Pull every line containing "коров" out of the material below.
((
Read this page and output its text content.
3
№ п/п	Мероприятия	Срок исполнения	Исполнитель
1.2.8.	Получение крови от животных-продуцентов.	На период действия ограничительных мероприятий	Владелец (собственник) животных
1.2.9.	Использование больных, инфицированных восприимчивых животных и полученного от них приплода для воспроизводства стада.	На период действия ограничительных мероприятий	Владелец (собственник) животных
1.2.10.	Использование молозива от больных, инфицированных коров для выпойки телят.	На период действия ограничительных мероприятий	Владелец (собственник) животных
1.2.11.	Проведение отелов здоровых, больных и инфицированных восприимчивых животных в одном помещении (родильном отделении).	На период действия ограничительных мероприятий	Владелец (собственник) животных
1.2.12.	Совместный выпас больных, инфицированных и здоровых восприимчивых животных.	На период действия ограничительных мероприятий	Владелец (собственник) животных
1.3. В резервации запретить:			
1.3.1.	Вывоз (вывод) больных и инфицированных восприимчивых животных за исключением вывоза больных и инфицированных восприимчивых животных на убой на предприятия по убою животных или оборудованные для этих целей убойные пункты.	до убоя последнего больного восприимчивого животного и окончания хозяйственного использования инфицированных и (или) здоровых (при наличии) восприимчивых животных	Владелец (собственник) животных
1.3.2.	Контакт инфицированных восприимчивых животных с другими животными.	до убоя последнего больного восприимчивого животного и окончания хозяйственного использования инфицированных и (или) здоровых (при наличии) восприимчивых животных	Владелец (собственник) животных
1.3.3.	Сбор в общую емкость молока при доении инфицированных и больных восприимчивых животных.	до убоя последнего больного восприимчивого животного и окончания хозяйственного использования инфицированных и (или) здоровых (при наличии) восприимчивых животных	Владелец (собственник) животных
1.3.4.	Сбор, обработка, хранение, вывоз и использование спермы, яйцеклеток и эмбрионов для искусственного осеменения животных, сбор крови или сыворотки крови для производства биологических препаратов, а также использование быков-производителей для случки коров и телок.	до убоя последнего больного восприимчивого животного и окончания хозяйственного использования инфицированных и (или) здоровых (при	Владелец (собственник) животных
))
RESULT FOR THIS EXERCISE
1.2.10.	Использование молозива от больных, инфицированных коров для выпойки телят.	На период действия ограничительных мероприятий	Владелец (собственник) животных
1.3.4.	Сбор, обработка, хранение, вывоз и использование спермы, яйцеклеток и эмбрионов для искусственного осеменения животных, сбор крови или сыворотки крови для производства биологических препаратов, а также использование быков-производителей для случки коров и телок.	до убоя последнего больного восприимчивого животного и окончания хозяйственного использования инфицированных и (или) здоровых (при	Владелец (собственник) животных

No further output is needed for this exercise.